begin

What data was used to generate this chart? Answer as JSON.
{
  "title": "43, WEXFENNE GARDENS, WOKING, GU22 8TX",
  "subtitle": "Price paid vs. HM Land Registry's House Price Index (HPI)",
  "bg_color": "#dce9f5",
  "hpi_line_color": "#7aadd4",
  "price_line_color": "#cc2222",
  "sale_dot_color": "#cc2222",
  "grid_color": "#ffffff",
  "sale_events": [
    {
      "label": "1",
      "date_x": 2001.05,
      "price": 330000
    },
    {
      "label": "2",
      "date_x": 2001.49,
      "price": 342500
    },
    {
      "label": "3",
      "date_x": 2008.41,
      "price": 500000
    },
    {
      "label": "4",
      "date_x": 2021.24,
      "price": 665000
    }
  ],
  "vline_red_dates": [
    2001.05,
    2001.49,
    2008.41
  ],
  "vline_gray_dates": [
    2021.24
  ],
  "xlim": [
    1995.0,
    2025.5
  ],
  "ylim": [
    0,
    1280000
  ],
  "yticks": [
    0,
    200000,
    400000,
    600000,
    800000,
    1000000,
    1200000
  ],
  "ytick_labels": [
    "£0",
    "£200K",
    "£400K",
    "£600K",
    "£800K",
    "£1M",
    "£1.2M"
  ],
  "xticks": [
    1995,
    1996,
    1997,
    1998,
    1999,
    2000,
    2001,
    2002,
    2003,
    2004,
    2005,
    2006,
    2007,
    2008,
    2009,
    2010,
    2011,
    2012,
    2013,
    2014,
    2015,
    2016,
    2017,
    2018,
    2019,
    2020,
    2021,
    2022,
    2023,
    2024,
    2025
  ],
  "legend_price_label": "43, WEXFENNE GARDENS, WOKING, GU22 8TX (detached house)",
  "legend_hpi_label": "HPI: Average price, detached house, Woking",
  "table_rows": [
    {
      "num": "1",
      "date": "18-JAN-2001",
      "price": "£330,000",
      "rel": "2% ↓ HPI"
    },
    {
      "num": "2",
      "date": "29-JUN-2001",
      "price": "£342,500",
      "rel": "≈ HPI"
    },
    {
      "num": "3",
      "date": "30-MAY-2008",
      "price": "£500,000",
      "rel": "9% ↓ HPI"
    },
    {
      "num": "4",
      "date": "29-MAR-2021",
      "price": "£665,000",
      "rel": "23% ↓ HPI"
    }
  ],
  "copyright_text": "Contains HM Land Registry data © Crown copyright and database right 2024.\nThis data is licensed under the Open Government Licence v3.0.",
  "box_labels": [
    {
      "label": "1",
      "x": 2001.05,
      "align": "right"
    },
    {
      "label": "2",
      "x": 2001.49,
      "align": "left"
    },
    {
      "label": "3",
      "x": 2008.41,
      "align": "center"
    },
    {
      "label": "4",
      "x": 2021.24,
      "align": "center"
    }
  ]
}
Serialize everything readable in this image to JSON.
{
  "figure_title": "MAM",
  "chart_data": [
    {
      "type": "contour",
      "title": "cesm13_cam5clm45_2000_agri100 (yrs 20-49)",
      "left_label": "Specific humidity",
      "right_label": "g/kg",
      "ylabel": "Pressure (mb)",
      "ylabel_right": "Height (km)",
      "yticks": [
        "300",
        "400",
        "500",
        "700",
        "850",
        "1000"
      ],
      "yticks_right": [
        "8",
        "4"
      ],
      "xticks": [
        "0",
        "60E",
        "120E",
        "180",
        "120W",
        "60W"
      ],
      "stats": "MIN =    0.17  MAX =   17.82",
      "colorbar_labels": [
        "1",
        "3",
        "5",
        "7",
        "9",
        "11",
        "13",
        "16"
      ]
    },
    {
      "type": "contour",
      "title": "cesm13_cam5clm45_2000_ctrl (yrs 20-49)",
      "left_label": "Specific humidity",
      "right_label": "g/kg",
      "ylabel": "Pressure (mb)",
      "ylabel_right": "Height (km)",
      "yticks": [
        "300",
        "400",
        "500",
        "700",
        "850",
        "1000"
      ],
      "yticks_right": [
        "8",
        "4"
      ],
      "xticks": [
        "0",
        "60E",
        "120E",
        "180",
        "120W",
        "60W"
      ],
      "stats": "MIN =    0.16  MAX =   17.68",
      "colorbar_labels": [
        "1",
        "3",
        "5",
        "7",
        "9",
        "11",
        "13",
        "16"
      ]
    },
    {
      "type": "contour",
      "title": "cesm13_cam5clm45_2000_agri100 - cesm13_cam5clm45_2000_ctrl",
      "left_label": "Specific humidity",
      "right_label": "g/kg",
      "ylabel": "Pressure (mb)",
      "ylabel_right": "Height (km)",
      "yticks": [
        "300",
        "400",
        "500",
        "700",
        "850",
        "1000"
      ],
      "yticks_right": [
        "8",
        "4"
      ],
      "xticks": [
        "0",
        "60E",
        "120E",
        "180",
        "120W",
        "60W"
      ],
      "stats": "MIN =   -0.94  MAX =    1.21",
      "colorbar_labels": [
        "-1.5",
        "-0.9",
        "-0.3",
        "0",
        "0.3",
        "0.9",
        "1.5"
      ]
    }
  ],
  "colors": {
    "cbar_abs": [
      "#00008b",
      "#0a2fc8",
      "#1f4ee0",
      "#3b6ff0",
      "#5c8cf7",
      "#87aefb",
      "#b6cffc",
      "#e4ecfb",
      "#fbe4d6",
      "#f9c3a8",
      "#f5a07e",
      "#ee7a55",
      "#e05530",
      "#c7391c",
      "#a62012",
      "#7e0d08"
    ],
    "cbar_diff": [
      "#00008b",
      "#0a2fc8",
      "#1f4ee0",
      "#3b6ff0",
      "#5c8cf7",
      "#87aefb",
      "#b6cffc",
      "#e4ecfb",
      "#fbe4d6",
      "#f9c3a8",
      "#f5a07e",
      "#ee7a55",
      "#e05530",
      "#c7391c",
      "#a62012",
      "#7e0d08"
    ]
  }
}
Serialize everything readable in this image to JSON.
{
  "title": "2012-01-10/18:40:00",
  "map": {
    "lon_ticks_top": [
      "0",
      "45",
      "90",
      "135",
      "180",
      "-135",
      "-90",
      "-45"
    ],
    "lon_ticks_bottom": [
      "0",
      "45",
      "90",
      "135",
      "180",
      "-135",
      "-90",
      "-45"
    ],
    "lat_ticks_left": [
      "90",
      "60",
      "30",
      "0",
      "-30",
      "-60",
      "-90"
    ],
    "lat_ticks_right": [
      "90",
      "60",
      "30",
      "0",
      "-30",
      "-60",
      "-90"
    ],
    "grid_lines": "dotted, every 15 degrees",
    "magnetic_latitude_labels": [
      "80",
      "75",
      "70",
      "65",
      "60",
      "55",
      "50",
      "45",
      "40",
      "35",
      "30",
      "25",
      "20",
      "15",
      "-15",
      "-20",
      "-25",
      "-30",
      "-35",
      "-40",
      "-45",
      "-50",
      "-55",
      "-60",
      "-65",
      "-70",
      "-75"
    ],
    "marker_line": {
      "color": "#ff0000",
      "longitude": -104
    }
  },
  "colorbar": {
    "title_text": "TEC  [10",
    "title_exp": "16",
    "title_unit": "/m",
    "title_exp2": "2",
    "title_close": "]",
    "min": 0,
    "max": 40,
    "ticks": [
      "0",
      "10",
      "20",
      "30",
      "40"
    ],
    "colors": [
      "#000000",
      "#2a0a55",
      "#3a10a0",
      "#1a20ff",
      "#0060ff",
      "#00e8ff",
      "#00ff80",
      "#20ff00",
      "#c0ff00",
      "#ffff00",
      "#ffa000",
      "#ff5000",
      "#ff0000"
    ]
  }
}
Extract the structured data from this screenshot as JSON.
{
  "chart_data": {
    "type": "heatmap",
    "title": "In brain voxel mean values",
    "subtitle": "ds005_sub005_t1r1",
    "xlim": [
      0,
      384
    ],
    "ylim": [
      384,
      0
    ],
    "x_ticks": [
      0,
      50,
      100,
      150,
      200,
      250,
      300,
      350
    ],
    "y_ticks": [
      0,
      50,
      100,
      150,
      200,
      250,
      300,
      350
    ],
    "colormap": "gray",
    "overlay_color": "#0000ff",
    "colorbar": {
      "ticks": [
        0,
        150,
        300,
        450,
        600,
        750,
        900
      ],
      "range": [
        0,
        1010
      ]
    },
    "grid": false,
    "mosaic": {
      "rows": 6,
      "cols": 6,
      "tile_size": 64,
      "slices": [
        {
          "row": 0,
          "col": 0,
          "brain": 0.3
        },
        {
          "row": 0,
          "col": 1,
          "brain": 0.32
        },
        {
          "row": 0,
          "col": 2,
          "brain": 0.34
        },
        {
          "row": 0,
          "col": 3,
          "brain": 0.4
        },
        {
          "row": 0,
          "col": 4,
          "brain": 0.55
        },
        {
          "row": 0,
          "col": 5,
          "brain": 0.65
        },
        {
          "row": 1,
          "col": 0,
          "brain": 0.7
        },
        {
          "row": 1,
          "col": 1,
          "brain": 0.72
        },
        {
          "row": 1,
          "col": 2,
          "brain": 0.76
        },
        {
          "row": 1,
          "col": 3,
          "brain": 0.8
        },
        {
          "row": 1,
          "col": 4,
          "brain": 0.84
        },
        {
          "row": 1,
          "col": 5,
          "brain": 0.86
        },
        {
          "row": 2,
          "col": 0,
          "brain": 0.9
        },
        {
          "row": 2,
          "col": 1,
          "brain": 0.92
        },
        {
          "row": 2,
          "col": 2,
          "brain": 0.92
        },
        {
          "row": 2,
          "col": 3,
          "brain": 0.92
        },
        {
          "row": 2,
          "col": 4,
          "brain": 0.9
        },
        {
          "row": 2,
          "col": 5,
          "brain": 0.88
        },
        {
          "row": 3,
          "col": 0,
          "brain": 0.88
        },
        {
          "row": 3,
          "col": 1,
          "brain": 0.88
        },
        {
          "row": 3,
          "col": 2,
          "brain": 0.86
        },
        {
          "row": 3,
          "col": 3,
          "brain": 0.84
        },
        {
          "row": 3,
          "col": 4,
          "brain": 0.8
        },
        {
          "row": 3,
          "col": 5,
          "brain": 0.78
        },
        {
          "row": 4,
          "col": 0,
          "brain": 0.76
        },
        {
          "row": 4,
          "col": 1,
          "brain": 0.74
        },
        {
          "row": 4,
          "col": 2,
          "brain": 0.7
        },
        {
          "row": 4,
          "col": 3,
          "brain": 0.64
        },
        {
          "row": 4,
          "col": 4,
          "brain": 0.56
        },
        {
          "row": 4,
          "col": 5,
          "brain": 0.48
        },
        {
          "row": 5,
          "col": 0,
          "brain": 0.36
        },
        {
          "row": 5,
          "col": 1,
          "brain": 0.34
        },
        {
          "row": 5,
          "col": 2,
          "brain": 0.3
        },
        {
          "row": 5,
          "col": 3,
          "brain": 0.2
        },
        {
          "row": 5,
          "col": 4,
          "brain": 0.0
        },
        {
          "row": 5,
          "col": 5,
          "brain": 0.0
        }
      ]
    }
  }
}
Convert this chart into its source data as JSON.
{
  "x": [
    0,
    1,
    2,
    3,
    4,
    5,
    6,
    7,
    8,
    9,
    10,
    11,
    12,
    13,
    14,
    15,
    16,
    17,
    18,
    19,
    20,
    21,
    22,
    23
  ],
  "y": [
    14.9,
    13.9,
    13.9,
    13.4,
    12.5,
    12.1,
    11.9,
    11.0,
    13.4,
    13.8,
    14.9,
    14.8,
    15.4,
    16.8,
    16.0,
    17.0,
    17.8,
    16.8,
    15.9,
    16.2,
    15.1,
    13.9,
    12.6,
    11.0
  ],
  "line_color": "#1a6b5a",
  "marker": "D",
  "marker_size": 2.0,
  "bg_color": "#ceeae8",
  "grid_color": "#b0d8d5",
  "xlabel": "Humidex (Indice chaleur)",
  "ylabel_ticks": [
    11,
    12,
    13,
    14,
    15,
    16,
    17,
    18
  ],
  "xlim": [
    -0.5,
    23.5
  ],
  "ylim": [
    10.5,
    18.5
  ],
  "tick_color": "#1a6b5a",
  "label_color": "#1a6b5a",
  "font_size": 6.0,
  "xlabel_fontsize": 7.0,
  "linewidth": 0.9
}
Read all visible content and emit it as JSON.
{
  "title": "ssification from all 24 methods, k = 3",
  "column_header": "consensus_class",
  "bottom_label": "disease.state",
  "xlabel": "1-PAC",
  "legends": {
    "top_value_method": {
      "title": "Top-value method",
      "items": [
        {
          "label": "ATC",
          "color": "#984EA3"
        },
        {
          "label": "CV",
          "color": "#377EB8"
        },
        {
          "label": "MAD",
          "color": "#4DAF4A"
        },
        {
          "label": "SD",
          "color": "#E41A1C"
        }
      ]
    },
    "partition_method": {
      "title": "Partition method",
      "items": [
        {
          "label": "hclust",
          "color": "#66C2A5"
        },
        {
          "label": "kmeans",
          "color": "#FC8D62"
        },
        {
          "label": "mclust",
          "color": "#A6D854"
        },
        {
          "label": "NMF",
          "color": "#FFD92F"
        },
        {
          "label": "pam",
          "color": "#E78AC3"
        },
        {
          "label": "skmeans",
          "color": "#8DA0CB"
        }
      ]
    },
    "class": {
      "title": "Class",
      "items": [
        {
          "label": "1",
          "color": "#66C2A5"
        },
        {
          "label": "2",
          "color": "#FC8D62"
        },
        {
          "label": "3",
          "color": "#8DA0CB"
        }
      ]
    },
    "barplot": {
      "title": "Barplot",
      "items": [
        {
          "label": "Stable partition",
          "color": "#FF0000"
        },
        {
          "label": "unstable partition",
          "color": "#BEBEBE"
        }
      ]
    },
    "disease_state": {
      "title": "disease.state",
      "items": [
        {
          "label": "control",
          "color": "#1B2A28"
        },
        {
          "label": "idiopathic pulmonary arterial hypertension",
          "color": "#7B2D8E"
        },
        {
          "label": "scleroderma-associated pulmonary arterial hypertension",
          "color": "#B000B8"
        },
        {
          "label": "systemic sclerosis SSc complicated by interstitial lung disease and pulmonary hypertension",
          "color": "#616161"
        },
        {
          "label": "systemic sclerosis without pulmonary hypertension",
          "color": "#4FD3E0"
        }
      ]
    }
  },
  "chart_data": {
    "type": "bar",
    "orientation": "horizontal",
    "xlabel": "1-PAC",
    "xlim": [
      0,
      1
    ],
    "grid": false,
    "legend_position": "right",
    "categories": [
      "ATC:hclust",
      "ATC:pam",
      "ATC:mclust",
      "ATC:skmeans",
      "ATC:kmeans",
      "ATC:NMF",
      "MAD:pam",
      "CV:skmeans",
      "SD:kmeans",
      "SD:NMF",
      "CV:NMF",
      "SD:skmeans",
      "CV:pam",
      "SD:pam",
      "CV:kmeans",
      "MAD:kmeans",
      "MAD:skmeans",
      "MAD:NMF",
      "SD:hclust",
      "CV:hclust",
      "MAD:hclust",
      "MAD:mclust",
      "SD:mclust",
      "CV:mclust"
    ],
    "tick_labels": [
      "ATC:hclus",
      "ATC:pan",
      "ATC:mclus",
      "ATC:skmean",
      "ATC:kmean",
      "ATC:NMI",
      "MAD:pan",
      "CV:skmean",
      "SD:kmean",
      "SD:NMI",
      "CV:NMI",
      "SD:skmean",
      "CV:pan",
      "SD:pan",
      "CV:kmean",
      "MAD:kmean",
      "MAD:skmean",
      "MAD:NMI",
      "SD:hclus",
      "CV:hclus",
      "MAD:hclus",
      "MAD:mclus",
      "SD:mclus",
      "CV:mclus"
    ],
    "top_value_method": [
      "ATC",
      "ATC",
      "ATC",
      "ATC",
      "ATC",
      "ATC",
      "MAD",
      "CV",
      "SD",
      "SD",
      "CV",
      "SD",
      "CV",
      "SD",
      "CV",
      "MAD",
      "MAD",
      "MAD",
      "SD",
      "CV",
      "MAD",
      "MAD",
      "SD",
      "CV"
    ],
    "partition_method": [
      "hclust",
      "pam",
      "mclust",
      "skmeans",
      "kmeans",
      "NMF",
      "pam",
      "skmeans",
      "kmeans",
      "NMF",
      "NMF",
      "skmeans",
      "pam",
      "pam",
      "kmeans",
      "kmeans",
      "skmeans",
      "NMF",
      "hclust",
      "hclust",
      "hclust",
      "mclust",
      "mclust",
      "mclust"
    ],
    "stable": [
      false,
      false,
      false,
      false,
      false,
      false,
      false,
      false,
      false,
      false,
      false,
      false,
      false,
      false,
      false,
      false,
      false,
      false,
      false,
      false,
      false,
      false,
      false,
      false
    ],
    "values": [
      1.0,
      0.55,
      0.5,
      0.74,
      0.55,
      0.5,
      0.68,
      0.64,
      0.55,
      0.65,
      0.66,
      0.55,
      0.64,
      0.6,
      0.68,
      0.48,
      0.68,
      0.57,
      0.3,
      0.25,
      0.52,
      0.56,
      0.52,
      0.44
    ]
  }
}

end

• TASK DETAILS:
Each line in the data that holds the string "Land" should be found and copied.

• RESPONSE TO THIS EXERCISE:
  "subtitle": "Price paid vs. HM Land Registry's House Price Index (HPI)",
  "copyright_text": "Contains HM Land Registry data © Crown copyright and database right 2024.\nThis data is licensed under the Open Government Licence v3.0.",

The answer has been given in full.